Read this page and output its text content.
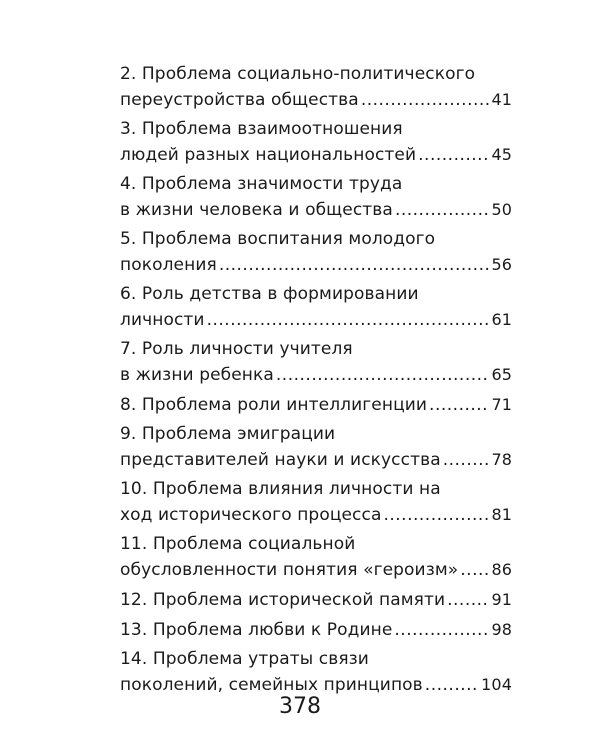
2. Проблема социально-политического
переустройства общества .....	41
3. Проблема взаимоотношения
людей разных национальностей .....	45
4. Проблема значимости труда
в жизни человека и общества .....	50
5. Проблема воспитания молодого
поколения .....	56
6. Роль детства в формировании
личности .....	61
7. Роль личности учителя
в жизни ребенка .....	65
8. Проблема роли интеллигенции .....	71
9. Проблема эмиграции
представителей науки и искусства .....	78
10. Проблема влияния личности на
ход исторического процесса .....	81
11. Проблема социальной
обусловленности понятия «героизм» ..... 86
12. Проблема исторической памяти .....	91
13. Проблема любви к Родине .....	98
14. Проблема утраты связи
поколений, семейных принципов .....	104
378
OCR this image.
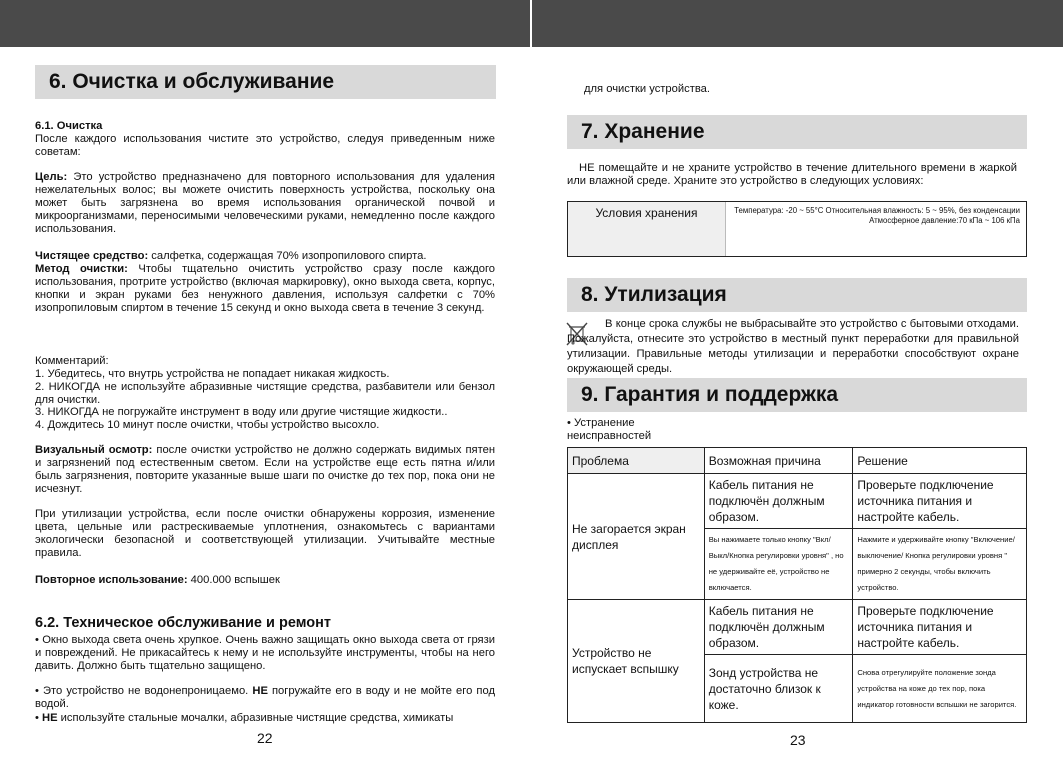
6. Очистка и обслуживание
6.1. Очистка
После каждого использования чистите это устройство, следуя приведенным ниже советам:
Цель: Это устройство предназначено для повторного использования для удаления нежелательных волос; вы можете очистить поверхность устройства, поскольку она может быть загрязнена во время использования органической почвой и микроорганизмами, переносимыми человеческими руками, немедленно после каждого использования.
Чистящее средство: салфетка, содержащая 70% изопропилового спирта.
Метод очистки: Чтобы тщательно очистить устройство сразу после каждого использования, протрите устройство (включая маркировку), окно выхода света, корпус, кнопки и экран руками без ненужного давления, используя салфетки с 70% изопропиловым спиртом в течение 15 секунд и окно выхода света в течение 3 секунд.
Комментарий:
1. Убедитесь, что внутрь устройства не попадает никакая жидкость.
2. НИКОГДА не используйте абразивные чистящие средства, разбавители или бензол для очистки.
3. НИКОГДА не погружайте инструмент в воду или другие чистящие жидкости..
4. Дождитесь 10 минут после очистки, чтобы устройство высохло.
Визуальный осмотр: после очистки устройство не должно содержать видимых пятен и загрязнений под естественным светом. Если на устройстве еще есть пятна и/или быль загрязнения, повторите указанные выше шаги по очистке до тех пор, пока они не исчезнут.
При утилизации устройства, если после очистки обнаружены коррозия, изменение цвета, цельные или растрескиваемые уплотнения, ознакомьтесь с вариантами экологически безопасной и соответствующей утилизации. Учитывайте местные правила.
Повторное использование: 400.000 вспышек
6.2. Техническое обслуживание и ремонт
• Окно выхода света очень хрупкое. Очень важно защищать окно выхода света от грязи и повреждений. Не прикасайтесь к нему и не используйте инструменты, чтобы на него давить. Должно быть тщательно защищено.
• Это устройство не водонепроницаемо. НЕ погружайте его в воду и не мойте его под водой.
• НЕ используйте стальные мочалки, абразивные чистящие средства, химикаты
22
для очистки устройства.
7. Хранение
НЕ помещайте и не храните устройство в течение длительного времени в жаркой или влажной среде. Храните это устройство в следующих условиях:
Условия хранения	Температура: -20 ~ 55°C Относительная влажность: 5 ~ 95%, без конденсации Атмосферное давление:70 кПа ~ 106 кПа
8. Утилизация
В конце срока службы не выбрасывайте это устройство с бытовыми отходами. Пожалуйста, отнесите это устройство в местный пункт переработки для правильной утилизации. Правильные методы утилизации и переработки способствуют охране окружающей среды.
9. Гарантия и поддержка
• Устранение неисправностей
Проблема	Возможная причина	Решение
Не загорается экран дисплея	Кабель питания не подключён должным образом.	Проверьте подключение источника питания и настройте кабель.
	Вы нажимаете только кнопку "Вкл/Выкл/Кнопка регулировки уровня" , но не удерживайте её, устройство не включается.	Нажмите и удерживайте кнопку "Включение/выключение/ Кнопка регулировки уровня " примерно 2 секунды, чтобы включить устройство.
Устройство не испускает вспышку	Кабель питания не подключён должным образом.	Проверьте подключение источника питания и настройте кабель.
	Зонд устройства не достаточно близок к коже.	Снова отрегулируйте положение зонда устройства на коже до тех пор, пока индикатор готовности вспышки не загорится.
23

TASK DESCRIPTION> The pictures should not appear in the copy; every other part of the records above must be returned exactly.

OUTPUT BELOW>
Read this page and output its text content.
2. Проблема социально-политического
переустройства общества .....	41
3. Проблема взаимоотношения
людей разных национальностей .....	45
4. Проблема значимости труда
в жизни человека и общества .....	50
5. Проблема воспитания молодого
поколения .....	56
6. Роль детства в формировании
личности .....	61
7. Роль личности учителя
в жизни ребенка .....	65
8. Проблема роли интеллигенции .....	71
9. Проблема эмиграции
представителей науки и искусства .....	78
10. Проблема влияния личности на
ход исторического процесса .....	81
11. Проблема социальной
обусловленности понятия «героизм» ..... 86
12. Проблема исторической памяти .....	91
13. Проблема любви к Родине .....	98
14. Проблема утраты связи
поколений, семейных принципов .....	104
378
OCR this image.
6. Очистка и обслуживание
6.1. Очистка
После каждого использования чистите это устройство, следуя приведенным ниже советам:
Цель: Это устройство предназначено для повторного использования для удаления нежелательных волос; вы можете очистить поверхность устройства, поскольку она может быть загрязнена во время использования органической почвой и микроорганизмами, переносимыми человеческими руками, немедленно после каждого использования.
Чистящее средство: салфетка, содержащая 70% изопропилового спирта.
Метод очистки: Чтобы тщательно очистить устройство сразу после каждого использования, протрите устройство (включая маркировку), окно выхода света, корпус, кнопки и экран руками без ненужного давления, используя салфетки с 70% изопропиловым спиртом в течение 15 секунд и окно выхода света в течение 3 секунд.
Комментарий:
1. Убедитесь, что внутрь устройства не попадает никакая жидкость.
2. НИКОГДА не используйте абразивные чистящие средства, разбавители или бензол для очистки.
3. НИКОГДА не погружайте инструмент в воду или другие чистящие жидкости..
4. Дождитесь 10 минут после очистки, чтобы устройство высохло.
Визуальный осмотр: после очистки устройство не должно содержать видимых пятен и загрязнений под естественным светом. Если на устройстве еще есть пятна и/или быль загрязнения, повторите указанные выше шаги по очистке до тех пор, пока они не исчезнут.
При утилизации устройства, если после очистки обнаружены коррозия, изменение цвета, цельные или растрескиваемые уплотнения, ознакомьтесь с вариантами экологически безопасной и соответствующей утилизации. Учитывайте местные правила.
Повторное использование: 400.000 вспышек
6.2. Техническое обслуживание и ремонт
• Окно выхода света очень хрупкое. Очень важно защищать окно выхода света от грязи и повреждений. Не прикасайтесь к нему и не используйте инструменты, чтобы на него давить. Должно быть тщательно защищено.
• Это устройство не водонепроницаемо. НЕ погружайте его в воду и не мойте его под водой.
• НЕ используйте стальные мочалки, абразивные чистящие средства, химикаты
22
для очистки устройства.
7. Хранение
НЕ помещайте и не храните устройство в течение длительного времени в жаркой или влажной среде. Храните это устройство в следующих условиях:
Условия хранения	Температура: -20 ~ 55°C Относительная влажность: 5 ~ 95%, без конденсации Атмосферное давление:70 кПа ~ 106 кПа
8. Утилизация
В конце срока службы не выбрасывайте это устройство с бытовыми отходами. Пожалуйста, отнесите это устройство в местный пункт переработки для правильной утилизации. Правильные методы утилизации и переработки способствуют охране окружающей среды.
9. Гарантия и поддержка
• Устранение неисправностей
Проблема	Возможная причина	Решение
Не загорается экран дисплея	Кабель питания не подключён должным образом.	Проверьте подключение источника питания и настройте кабель.
	Вы нажимаете только кнопку "Вкл/Выкл/Кнопка регулировки уровня" , но не удерживайте её, устройство не включается.	Нажмите и удерживайте кнопку "Включение/выключение/ Кнопка регулировки уровня " примерно 2 секунды, чтобы включить устройство.
Устройство не испускает вспышку	Кабель питания не подключён должным образом.	Проверьте подключение источника питания и настройте кабель.
	Зонд устройства не достаточно близок к коже.	Снова отрегулируйте положение зонда устройства на коже до тех пор, пока индикатор готовности вспышки не загорится.
23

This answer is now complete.